WHAT IS ASKED: Skip every picture and copy only the lines from the one containing "Type out the text in this image." to the final line of the records below.
◇ ◇ ◇ ◇ ◇ ◇ ◇
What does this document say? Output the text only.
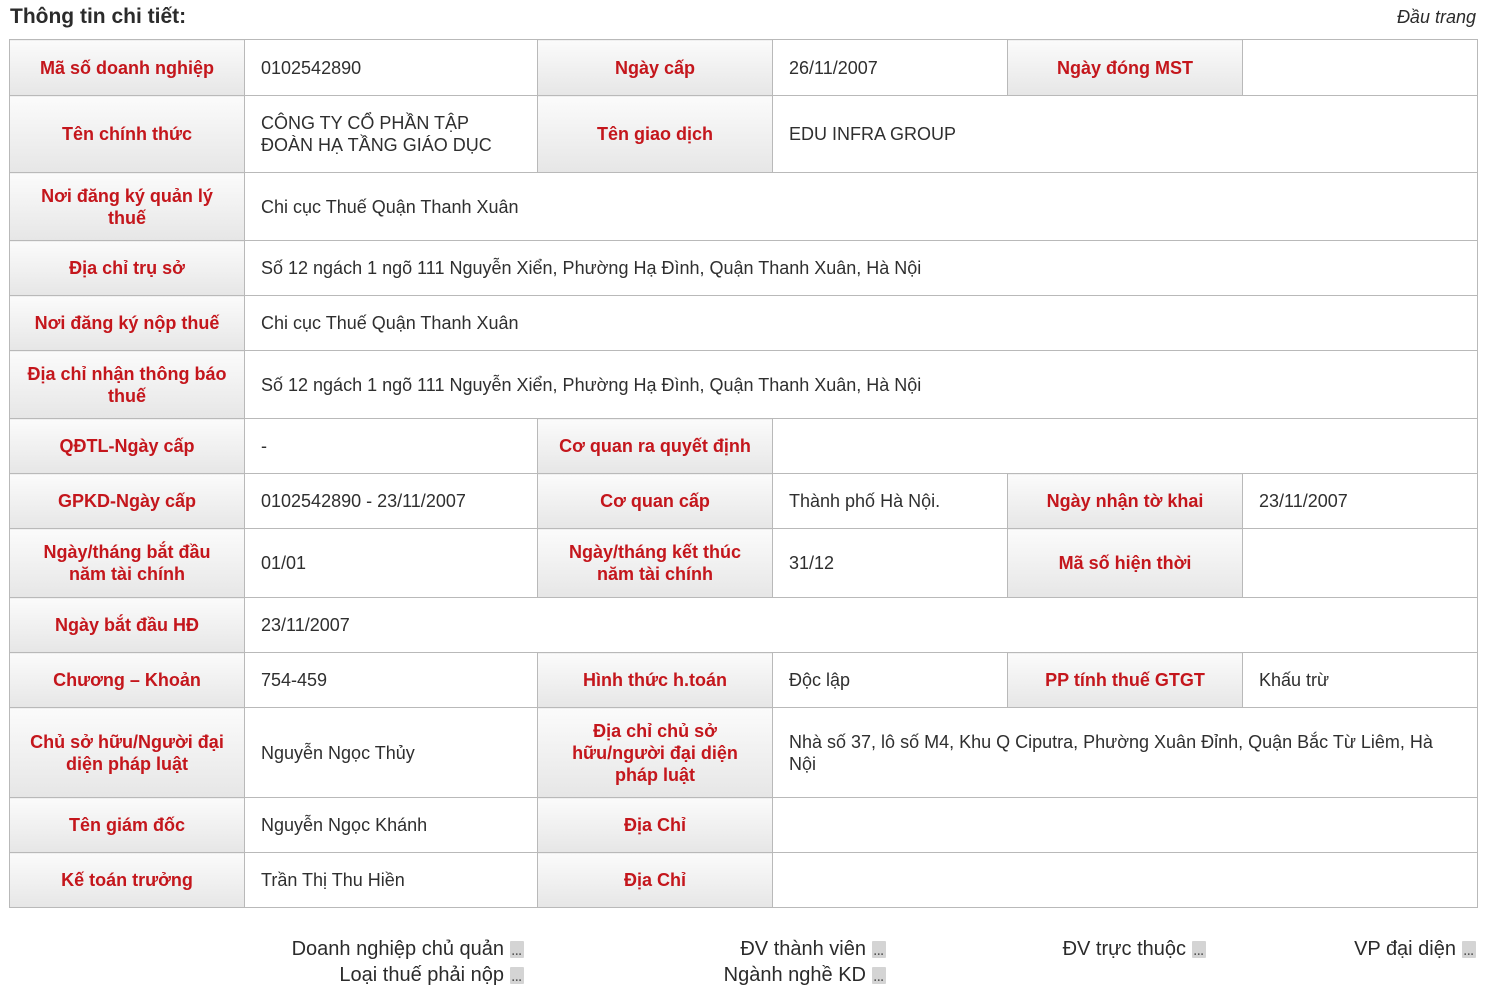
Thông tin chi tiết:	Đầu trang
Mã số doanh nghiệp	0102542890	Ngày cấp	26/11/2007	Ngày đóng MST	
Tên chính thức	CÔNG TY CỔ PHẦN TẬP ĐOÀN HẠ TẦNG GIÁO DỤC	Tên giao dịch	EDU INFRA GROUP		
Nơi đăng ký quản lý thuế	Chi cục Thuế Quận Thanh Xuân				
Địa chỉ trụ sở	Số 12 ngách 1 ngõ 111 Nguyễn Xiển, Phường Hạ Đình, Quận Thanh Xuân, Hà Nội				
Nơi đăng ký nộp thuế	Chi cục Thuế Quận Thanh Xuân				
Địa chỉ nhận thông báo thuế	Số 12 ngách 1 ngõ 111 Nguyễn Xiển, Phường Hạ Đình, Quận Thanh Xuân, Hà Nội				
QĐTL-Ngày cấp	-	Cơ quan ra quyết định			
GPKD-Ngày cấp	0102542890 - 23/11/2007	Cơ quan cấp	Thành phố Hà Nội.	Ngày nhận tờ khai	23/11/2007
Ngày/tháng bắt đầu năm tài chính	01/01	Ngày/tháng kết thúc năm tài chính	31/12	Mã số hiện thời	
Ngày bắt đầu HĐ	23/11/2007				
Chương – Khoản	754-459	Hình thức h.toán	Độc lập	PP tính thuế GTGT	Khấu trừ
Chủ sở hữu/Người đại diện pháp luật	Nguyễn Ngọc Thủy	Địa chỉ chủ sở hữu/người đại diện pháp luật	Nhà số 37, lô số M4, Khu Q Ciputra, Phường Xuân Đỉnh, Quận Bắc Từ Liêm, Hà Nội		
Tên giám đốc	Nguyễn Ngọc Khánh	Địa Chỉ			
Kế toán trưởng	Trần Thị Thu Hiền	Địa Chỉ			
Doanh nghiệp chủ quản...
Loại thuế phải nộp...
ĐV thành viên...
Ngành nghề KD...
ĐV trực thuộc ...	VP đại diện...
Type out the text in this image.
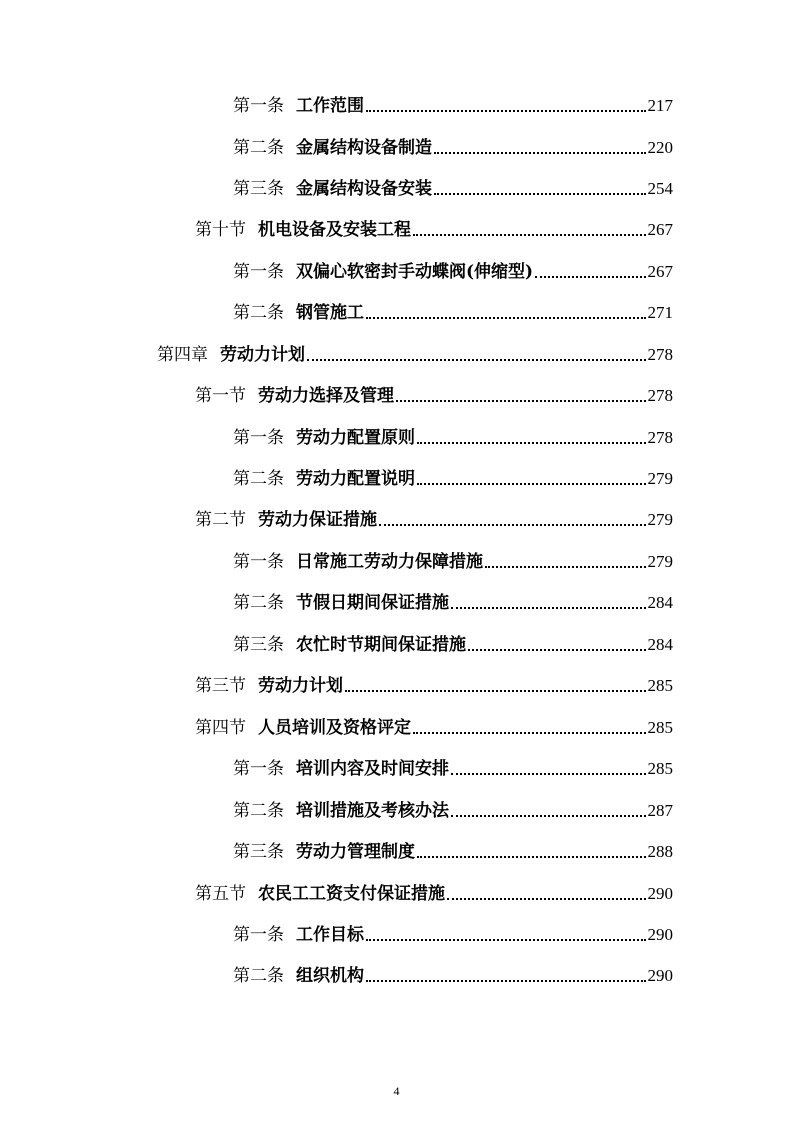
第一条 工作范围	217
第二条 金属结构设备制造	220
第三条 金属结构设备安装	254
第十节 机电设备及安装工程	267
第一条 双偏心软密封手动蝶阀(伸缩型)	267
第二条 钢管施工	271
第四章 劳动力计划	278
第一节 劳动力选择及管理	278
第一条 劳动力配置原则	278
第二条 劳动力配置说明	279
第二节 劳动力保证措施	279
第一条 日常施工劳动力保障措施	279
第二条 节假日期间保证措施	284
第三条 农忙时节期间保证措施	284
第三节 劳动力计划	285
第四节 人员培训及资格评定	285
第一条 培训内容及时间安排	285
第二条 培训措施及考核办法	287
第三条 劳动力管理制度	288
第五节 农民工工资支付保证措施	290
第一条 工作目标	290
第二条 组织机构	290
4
◇ ◇ ◇ ◇ ◇ ◇ ◇
SOLUTION TO THIS EXERCISE:
Type out the text in this image.
第一条 工作范围	217
第二条 金属结构设备制造	220
第三条 金属结构设备安装	254
第十节 机电设备及安装工程	267
第一条 双偏心软密封手动蝶阀(伸缩型)	267
第二条 钢管施工	271
第四章 劳动力计划	278
第一节 劳动力选择及管理	278
第一条 劳动力配置原则	278
第二条 劳动力配置说明	279
第二节 劳动力保证措施	279
第一条 日常施工劳动力保障措施	279
第二条 节假日期间保证措施	284
第三条 农忙时节期间保证措施	284
第三节 劳动力计划	285
第四节 人员培训及资格评定	285
第一条 培训内容及时间安排	285
第二条 培训措施及考核办法	287
第三条 劳动力管理制度	288
第五节 农民工工资支付保证措施	290
第一条 工作目标	290
第二条 组织机构	290
4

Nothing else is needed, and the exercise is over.